Filter the entries for lines with the word "АРТАМОНОВ".

Source records
= Beginning of Section =

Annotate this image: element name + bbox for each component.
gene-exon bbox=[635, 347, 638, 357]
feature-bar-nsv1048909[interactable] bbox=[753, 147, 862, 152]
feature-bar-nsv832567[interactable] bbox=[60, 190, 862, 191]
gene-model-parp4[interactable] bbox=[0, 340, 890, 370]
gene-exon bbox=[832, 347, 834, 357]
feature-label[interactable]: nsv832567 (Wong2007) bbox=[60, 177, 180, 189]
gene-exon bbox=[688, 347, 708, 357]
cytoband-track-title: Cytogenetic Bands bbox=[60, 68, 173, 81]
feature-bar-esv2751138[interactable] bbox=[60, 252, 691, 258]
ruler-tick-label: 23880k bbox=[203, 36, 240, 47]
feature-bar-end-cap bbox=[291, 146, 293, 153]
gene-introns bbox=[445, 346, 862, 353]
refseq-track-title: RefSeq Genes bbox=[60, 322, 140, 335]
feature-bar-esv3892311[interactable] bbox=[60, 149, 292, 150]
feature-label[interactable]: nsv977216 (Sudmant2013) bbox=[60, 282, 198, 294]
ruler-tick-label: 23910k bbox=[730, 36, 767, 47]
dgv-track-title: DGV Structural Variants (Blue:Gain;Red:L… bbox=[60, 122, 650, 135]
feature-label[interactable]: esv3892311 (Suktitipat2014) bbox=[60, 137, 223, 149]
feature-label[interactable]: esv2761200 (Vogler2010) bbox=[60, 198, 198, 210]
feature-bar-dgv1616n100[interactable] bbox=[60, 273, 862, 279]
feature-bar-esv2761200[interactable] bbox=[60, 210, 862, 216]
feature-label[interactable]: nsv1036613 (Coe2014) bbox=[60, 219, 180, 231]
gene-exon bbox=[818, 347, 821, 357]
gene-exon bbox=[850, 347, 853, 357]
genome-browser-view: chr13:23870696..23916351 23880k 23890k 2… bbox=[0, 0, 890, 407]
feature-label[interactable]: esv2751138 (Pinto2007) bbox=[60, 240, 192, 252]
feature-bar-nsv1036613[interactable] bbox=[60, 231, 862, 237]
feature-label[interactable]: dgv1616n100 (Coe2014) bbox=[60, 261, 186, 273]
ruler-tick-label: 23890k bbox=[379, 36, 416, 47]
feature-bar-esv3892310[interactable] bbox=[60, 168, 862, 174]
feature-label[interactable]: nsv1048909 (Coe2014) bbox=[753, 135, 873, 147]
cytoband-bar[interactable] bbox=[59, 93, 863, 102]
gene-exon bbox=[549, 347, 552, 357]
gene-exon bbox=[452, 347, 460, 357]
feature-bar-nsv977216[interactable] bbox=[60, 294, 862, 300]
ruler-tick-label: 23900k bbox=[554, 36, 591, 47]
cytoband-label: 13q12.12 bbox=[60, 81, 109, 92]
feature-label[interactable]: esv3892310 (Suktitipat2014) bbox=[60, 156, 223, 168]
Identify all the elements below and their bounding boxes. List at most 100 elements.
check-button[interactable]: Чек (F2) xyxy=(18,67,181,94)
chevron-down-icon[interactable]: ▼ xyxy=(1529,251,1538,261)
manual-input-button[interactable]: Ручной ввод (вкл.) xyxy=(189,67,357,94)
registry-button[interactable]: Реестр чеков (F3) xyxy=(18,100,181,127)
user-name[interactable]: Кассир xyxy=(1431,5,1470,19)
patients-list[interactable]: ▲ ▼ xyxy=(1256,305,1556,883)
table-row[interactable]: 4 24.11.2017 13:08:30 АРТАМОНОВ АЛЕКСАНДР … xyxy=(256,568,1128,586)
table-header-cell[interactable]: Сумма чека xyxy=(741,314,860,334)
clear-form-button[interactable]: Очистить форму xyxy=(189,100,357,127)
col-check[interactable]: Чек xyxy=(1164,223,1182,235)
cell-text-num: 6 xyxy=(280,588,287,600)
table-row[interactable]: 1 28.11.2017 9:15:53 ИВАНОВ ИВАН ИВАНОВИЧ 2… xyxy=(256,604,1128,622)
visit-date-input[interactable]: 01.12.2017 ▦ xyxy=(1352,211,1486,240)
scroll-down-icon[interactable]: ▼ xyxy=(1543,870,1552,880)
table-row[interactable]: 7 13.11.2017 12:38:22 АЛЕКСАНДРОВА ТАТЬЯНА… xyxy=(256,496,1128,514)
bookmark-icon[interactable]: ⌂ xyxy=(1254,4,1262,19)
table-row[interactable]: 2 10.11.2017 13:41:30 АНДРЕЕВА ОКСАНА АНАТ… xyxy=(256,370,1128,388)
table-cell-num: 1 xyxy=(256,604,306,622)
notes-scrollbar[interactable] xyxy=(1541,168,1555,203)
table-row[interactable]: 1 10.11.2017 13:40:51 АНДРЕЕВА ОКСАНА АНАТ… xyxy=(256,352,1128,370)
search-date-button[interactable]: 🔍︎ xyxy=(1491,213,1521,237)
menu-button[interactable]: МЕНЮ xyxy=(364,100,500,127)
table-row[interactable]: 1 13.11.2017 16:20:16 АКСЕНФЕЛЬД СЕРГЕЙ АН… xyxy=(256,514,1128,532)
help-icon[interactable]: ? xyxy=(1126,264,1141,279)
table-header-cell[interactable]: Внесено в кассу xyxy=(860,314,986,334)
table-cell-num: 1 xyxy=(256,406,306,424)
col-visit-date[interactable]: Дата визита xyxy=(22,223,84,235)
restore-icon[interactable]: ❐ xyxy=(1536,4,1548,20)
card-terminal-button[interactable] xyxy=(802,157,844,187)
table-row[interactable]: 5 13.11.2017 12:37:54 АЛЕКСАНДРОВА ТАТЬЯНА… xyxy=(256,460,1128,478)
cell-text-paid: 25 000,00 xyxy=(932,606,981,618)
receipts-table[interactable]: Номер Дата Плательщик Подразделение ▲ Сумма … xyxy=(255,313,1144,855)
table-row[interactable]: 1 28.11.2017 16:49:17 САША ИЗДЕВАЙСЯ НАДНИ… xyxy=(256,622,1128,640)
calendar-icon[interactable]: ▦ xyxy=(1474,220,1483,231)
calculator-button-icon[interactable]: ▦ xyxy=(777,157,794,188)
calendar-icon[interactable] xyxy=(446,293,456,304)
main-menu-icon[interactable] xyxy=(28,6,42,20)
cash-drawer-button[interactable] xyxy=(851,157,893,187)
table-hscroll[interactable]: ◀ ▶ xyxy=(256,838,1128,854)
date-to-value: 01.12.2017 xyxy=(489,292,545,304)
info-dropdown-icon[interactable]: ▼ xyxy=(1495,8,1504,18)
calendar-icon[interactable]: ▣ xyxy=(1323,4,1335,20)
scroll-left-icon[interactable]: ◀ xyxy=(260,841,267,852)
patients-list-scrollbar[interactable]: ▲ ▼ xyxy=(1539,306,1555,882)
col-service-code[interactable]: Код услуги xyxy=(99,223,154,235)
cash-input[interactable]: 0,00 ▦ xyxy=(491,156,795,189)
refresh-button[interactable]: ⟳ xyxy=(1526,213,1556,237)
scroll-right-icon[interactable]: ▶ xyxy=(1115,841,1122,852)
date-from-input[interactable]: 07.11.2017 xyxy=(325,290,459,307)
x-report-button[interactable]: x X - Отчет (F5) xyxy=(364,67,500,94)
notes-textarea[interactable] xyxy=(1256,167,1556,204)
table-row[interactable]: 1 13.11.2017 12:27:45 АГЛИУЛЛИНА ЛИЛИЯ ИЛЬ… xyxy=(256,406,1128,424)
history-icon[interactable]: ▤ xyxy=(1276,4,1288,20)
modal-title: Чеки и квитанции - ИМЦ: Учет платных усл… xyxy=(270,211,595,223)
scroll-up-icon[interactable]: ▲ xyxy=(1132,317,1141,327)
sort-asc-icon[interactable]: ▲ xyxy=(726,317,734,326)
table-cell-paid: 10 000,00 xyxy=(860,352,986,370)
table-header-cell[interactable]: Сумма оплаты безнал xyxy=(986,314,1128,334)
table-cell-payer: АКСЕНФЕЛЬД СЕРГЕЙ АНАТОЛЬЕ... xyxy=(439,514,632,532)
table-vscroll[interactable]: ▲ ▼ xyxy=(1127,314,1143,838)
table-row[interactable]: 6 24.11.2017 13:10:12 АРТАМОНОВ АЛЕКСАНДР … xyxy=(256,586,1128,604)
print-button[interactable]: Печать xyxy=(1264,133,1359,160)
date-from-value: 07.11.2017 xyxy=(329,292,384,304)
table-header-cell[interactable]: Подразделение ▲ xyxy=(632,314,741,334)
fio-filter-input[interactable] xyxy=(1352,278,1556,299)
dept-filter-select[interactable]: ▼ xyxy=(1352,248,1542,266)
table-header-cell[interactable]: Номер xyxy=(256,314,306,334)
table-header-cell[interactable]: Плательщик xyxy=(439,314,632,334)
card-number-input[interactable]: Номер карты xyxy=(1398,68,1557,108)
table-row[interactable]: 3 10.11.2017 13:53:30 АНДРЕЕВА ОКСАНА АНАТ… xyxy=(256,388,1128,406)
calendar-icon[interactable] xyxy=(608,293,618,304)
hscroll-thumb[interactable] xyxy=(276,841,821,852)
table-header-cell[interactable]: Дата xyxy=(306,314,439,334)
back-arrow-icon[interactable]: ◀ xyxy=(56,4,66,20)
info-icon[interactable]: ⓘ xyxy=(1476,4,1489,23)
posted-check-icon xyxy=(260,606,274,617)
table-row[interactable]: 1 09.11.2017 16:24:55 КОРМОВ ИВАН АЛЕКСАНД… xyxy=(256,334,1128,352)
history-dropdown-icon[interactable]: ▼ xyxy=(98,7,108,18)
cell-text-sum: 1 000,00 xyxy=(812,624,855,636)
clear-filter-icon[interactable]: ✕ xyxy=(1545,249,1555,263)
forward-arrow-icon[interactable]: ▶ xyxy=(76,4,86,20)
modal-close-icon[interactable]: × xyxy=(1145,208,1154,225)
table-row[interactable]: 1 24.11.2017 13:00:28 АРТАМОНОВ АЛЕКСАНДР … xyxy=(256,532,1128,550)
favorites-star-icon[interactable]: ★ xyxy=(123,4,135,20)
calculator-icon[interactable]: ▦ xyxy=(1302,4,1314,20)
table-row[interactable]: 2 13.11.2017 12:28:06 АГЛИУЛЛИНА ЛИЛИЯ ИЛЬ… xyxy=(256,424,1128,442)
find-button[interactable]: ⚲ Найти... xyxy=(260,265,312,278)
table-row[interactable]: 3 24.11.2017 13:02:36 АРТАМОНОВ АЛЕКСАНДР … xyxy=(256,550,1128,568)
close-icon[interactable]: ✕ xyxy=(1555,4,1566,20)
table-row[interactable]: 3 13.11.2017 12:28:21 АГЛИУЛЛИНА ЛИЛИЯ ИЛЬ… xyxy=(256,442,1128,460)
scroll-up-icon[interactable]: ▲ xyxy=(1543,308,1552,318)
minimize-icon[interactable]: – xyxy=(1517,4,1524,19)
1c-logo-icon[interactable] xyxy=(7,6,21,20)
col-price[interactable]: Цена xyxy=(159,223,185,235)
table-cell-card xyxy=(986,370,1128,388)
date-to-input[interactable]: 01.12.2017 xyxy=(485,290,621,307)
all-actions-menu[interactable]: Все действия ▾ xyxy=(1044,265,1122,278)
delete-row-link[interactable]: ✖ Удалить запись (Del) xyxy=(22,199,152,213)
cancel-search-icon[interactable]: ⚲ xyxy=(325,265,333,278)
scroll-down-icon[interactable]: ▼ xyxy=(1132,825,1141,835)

= End of Section =

# [Task result]
table-row[interactable]: 4 24.11.2017 13:08:30 АРТАМОНОВ АЛЕКСАНДР … xyxy=(256,568,1128,586)
table-row[interactable]: 6 24.11.2017 13:10:12 АРТАМОНОВ АЛЕКСАНДР … xyxy=(256,586,1128,604)
table-row[interactable]: 1 24.11.2017 13:00:28 АРТАМОНОВ АЛЕКСАНДР … xyxy=(256,532,1128,550)
table-row[interactable]: 3 24.11.2017 13:02:36 АРТАМОНОВ АЛЕКСАНДР … xyxy=(256,550,1128,568)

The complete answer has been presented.